### Your task
Read the data below. Then repeat all of it exactly.

Stored entries:
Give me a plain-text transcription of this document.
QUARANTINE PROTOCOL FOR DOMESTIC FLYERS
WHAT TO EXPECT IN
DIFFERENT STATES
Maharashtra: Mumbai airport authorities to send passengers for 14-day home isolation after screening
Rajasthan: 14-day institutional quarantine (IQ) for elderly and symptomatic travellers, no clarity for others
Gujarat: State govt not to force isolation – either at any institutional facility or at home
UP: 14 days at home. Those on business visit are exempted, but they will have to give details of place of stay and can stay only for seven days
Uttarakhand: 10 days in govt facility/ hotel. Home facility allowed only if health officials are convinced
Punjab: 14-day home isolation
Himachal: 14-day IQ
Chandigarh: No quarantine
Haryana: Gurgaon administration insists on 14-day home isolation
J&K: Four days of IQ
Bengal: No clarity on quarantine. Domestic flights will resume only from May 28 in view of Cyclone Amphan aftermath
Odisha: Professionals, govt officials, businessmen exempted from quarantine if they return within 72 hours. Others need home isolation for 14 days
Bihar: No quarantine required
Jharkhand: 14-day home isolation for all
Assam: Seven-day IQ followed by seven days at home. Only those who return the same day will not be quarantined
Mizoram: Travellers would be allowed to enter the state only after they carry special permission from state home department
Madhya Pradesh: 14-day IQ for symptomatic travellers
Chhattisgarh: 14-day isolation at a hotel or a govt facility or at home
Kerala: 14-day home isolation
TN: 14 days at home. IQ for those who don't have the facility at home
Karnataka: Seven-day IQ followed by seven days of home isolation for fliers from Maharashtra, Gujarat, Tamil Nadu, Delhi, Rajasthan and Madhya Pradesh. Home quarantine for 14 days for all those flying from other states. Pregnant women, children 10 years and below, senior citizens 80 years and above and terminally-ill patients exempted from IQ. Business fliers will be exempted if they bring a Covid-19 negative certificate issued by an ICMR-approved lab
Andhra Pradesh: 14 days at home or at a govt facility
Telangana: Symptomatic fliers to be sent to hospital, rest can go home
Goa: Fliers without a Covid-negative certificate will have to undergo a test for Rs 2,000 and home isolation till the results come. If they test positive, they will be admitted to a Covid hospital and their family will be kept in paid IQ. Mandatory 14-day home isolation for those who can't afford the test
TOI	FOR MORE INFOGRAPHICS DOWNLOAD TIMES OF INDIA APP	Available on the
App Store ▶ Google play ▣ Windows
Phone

### Expected answer
Give me a plain-text transcription of this document.
QUARANTINE PROTOCOL FOR DOMESTIC FLYERS
WHAT TO EXPECT IN
DIFFERENT STATES
Maharashtra: Mumbai airport authorities to send passengers for 14-day home isolation after screening
Rajasthan: 14-day institutional quarantine (IQ) for elderly and symptomatic travellers, no clarity for others
Gujarat: State govt not to force isolation – either at any institutional facility or at home
UP: 14 days at home. Those on business visit are exempted, but they will have to give details of place of stay and can stay only for seven days
Uttarakhand: 10 days in govt facility/ hotel. Home facility allowed only if health officials are convinced
Punjab: 14-day home isolation
Himachal: 14-day IQ
Chandigarh: No quarantine
Haryana: Gurgaon administration insists on 14-day home isolation
J&K: Four days of IQ
Bengal: No clarity on quarantine. Domestic flights will resume only from May 28 in view of Cyclone Amphan aftermath
Odisha: Professionals, govt officials, businessmen exempted from quarantine if they return within 72 hours. Others need home isolation for 14 days
Bihar: No quarantine required
Jharkhand: 14-day home isolation for all
Assam: Seven-day IQ followed by seven days at home. Only those who return the same day will not be quarantined
Mizoram: Travellers would be allowed to enter the state only after they carry special permission from state home department
Madhya Pradesh: 14-day IQ for symptomatic travellers
Chhattisgarh: 14-day isolation at a hotel or a govt facility or at home
Kerala: 14-day home isolation
TN: 14 days at home. IQ for those who don't have the facility at home
Karnataka: Seven-day IQ followed by seven days of home isolation for fliers from Maharashtra, Gujarat, Tamil Nadu, Delhi, Rajasthan and Madhya Pradesh. Home quarantine for 14 days for all those flying from other states. Pregnant women, children 10 years and below, senior citizens 80 years and above and terminally-ill patients exempted from IQ. Business fliers will be exempted if they bring a Covid-19 negative certificate issued by an ICMR-approved lab
Andhra Pradesh: 14 days at home or at a govt facility
Telangana: Symptomatic fliers to be sent to hospital, rest can go home
Goa: Fliers without a Covid-negative certificate will have to undergo a test for Rs 2,000 and home isolation till the results come. If they test positive, they will be admitted to a Covid hospital and their family will be kept in paid IQ. Mandatory 14-day home isolation for those who can't afford the test
TOI	FOR MORE INFOGRAPHICS DOWNLOAD TIMES OF INDIA APP	Available on the
App Store ▶ Google play ▣ Windows
Phone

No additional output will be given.